**TASK OBJECTIVE**:
Count how many lines hold the string "Score". Answer with that number and nothing more.
=====
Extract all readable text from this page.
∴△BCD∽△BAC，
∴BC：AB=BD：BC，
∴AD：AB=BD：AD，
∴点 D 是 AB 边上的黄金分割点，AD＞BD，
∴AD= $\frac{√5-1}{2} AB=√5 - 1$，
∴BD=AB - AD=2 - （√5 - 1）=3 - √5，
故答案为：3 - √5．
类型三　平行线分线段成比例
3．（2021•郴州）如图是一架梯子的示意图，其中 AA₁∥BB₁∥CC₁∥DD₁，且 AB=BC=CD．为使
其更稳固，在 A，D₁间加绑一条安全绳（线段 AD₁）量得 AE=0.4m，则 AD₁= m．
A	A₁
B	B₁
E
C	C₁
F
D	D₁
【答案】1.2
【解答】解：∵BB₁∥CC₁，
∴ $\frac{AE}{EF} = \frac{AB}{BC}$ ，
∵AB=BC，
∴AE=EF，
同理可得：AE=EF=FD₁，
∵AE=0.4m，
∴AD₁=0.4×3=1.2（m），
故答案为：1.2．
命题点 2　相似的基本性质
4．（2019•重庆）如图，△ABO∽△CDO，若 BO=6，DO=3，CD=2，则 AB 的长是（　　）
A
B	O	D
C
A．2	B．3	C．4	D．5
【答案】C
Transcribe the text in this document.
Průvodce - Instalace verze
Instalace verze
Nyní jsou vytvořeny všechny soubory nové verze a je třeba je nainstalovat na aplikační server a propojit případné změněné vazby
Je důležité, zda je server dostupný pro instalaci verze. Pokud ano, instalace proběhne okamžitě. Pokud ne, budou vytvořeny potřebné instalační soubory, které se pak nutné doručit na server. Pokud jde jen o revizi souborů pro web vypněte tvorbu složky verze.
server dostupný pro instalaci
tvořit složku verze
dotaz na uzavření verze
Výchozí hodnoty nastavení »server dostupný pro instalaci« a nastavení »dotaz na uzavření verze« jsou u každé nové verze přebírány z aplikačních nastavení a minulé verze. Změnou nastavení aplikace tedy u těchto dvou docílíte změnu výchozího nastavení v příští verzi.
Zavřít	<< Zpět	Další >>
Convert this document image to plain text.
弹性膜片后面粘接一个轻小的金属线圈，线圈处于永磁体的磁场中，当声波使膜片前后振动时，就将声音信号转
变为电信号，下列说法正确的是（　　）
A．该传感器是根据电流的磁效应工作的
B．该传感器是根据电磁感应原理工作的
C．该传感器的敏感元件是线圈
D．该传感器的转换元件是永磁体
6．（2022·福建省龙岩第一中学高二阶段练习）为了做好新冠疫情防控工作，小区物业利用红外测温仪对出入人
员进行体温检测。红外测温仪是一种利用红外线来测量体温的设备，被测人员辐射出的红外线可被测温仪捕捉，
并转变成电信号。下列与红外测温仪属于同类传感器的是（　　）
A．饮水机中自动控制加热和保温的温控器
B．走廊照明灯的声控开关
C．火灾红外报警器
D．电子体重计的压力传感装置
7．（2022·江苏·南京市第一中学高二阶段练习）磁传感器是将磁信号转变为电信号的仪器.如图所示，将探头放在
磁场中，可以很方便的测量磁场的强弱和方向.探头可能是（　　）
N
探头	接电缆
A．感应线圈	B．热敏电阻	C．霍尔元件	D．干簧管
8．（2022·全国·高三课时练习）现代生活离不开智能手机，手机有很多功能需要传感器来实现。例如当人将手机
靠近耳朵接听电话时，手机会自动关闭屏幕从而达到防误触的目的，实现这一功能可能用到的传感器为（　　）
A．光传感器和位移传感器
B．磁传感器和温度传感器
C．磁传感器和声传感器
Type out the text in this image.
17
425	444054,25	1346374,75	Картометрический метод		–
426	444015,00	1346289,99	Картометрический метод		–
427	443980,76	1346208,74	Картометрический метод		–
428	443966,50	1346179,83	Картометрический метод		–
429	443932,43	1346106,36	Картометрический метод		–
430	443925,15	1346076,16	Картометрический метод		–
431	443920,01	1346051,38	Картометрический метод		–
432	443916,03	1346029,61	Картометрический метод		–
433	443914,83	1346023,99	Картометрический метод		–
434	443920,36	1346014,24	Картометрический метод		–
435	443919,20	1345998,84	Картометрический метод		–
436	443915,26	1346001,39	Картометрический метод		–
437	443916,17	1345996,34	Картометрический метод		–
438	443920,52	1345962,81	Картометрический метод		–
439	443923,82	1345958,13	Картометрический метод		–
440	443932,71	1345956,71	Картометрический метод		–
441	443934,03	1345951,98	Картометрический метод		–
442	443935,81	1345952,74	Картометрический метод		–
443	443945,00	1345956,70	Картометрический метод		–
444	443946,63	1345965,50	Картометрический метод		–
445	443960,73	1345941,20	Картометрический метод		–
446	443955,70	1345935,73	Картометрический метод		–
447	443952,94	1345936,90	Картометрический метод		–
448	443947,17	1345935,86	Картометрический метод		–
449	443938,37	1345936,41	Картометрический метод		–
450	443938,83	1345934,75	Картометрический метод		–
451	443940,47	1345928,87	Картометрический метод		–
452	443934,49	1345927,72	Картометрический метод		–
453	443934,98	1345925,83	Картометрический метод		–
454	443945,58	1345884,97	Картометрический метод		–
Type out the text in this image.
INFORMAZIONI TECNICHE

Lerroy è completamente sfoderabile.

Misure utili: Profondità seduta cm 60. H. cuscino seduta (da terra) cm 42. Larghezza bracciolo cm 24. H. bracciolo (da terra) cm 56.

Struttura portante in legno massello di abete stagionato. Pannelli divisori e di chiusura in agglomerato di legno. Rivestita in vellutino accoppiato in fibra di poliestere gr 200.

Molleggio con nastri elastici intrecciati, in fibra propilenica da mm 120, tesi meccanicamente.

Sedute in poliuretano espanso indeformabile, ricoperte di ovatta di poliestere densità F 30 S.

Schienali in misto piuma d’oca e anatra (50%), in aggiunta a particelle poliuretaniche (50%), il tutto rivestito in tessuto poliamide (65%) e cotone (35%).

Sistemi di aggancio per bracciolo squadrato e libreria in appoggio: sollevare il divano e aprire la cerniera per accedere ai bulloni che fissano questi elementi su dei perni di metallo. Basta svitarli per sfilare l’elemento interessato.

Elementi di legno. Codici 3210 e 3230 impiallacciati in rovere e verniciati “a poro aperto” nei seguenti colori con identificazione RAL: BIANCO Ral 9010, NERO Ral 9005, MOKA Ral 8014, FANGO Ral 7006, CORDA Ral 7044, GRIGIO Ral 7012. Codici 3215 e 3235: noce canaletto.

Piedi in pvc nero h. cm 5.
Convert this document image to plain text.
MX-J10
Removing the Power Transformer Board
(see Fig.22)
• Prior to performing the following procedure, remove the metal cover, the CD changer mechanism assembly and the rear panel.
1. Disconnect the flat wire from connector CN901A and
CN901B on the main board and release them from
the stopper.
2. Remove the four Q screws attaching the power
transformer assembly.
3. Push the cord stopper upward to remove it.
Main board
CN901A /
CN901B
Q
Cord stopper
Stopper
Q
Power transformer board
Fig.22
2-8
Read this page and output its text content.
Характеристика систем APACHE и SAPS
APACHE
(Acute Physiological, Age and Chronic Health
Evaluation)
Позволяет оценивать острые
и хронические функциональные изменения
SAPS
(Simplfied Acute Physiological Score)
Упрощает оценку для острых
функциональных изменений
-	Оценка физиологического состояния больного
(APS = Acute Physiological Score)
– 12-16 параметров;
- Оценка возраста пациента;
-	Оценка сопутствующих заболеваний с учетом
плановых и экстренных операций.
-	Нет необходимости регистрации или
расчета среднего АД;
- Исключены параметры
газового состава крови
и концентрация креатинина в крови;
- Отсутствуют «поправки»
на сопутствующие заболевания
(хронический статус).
=====
**RESULT FOR THIS TASK**:
2